Lift every line from the entries that includes the word "name".

- _DATA SECTION_
****
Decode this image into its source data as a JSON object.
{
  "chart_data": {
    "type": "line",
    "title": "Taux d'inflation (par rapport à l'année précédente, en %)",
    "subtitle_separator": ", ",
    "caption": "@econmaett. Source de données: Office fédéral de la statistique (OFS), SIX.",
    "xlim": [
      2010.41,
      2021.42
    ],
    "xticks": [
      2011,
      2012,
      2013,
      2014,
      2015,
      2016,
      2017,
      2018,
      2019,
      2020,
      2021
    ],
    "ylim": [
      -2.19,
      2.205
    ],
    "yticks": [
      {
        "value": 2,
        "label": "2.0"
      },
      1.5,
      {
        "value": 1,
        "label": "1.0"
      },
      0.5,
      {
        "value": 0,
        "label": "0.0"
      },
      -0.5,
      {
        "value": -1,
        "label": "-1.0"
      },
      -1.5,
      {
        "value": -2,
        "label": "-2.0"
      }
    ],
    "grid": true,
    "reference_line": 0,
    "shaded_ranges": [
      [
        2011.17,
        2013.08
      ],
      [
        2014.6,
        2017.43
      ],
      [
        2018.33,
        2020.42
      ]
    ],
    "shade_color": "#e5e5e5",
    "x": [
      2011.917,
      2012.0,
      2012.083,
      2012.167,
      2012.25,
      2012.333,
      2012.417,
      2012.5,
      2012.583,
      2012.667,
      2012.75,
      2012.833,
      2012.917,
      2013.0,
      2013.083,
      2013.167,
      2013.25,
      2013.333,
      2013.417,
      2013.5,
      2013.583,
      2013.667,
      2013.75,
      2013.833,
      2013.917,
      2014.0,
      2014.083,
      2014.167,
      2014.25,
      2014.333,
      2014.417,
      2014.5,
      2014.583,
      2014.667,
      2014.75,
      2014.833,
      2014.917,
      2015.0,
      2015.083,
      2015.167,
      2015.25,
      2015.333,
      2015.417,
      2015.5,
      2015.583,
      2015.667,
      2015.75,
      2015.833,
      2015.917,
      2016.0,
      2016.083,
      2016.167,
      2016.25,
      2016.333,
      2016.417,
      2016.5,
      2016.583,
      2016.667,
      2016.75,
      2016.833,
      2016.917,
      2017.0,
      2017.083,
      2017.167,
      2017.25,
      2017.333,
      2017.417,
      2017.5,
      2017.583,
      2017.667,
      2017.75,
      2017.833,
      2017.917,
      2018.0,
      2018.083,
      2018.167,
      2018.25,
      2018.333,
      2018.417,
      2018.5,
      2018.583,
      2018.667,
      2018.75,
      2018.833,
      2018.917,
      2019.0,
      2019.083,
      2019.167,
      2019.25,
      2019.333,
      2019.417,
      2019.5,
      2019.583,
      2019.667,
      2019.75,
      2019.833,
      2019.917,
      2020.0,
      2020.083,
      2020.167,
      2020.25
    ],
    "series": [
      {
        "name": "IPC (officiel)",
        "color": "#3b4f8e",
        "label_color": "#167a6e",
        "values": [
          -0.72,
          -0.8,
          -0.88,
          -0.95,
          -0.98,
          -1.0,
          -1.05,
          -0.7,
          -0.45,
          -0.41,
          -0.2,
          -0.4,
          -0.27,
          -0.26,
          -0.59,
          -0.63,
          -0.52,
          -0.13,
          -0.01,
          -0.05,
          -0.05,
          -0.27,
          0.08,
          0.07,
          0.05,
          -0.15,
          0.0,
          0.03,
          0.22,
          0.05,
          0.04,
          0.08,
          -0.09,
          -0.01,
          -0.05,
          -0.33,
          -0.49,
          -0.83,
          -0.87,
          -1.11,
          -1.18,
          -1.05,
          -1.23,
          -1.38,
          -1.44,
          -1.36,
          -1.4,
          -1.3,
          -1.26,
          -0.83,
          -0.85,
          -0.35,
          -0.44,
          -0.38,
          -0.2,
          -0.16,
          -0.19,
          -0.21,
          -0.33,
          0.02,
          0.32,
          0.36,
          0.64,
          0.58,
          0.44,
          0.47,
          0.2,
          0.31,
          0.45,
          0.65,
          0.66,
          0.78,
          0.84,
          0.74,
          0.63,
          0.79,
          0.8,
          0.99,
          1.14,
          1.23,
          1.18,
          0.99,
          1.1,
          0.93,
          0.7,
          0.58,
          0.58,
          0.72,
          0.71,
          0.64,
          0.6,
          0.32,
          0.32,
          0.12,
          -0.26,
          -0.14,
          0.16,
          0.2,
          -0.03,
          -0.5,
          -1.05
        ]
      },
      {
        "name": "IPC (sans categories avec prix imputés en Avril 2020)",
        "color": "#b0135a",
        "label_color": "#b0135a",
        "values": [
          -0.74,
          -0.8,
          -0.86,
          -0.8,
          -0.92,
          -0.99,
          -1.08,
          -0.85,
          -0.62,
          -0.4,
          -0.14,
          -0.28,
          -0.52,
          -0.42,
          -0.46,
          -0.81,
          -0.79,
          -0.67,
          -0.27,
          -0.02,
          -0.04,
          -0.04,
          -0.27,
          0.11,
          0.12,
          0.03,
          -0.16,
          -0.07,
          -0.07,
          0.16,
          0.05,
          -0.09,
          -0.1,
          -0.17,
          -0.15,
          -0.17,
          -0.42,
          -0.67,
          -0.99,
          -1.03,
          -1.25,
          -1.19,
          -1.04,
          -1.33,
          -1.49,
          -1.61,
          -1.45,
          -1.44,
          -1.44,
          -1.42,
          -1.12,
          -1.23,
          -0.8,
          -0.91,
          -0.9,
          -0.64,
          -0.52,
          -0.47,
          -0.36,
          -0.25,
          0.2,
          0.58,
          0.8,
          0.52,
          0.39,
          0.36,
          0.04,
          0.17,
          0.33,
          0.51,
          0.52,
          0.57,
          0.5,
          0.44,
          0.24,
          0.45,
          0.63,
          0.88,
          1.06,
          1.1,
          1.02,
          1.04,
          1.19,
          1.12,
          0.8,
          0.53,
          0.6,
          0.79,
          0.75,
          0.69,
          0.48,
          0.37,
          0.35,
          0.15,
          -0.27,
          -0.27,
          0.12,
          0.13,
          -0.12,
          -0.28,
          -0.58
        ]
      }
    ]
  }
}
****
- _SOLUTION BELOW_
        "name": "IPC (officiel)",
        "name": "IPC (sans categories avec prix imputés en Avril 2020)",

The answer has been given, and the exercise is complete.